» Given exercise: Which lines include the word "name"? Copy each of them.

» Records for the task:
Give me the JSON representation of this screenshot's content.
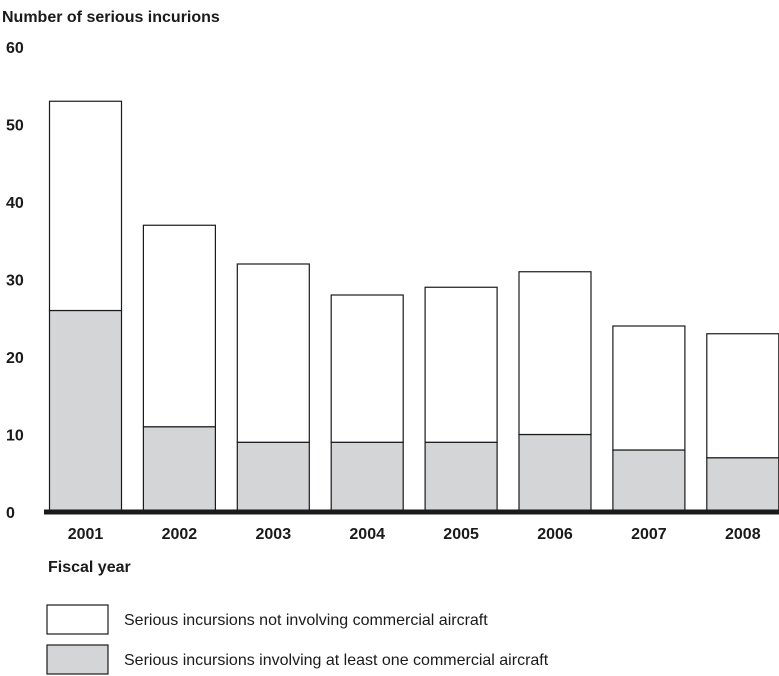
{
  "chart_data": {
    "type": "bar",
    "stacked": true,
    "ylabel": "Number of serious incurions",
    "xlabel": "Fiscal year",
    "ylim": [
      0,
      60
    ],
    "yticks": [
      0,
      10,
      20,
      30,
      40,
      50,
      60
    ],
    "categories": [
      "2001",
      "2002",
      "2003",
      "2004",
      "2005",
      "2006",
      "2007",
      "2008"
    ],
    "series": [
      {
        "name": "Serious incursions involving at least one commercial aircraft",
        "values": [
          26,
          11,
          9,
          9,
          9,
          10,
          8,
          7
        ],
        "color": "#d4d5d7"
      },
      {
        "name": "Serious incursions not involving commercial aircraft",
        "values": [
          27,
          26,
          23,
          19,
          20,
          21,
          16,
          16
        ],
        "color": "#ffffff"
      }
    ],
    "legend": [
      {
        "label": "Serious incursions not involving commercial aircraft",
        "color": "#ffffff"
      },
      {
        "label": "Serious incursions involving at least one commercial aircraft",
        "color": "#d4d5d7"
      }
    ],
    "grid": false,
    "legend_position": "bottom"
  }
}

» Response below:
        "name": "Serious incursions involving at least one commercial aircraft",
        "name": "Serious incursions not involving commercial aircraft",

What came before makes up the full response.